What is being asked: Determine the number of lines where "true" occurs and reply with that number by itself.
((
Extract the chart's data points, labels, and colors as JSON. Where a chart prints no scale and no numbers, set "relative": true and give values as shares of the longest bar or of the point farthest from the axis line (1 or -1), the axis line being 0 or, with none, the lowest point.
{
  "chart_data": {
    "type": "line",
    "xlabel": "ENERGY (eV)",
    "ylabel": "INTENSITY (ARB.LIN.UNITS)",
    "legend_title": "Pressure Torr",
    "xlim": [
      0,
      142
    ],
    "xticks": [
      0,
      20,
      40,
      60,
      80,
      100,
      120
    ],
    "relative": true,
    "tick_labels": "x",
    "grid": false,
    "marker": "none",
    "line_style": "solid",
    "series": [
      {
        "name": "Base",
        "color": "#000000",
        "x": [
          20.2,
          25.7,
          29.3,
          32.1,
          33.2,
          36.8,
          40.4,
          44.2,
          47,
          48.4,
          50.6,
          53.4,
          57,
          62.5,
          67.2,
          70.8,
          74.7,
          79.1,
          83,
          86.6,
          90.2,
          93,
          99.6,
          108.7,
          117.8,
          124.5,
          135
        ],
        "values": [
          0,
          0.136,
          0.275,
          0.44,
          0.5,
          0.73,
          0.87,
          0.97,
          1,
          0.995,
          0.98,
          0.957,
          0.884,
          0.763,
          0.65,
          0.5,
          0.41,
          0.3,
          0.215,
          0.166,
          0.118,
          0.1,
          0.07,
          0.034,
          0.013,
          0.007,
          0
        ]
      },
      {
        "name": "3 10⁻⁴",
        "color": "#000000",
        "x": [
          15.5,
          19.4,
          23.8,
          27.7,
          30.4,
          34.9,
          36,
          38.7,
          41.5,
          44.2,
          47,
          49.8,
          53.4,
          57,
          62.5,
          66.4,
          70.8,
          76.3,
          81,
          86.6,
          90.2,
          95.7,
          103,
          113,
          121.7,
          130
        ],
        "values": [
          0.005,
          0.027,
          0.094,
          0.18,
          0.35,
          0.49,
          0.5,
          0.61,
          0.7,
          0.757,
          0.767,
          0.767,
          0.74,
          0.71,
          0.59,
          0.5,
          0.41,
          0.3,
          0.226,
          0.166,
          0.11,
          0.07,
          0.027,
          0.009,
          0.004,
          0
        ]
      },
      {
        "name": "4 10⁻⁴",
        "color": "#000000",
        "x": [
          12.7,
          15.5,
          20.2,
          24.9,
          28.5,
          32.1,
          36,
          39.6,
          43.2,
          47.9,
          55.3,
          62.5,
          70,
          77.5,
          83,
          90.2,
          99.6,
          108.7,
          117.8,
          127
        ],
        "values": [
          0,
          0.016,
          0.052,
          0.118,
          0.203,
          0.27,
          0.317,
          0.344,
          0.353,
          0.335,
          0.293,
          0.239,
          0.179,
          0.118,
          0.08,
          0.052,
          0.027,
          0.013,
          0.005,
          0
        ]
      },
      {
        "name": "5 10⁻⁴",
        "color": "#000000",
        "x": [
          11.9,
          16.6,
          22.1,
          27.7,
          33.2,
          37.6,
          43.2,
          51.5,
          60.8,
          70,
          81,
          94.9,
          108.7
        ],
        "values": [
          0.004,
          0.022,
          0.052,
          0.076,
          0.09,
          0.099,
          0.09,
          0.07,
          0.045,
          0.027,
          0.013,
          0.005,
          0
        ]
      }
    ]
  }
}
))
Correct output: 2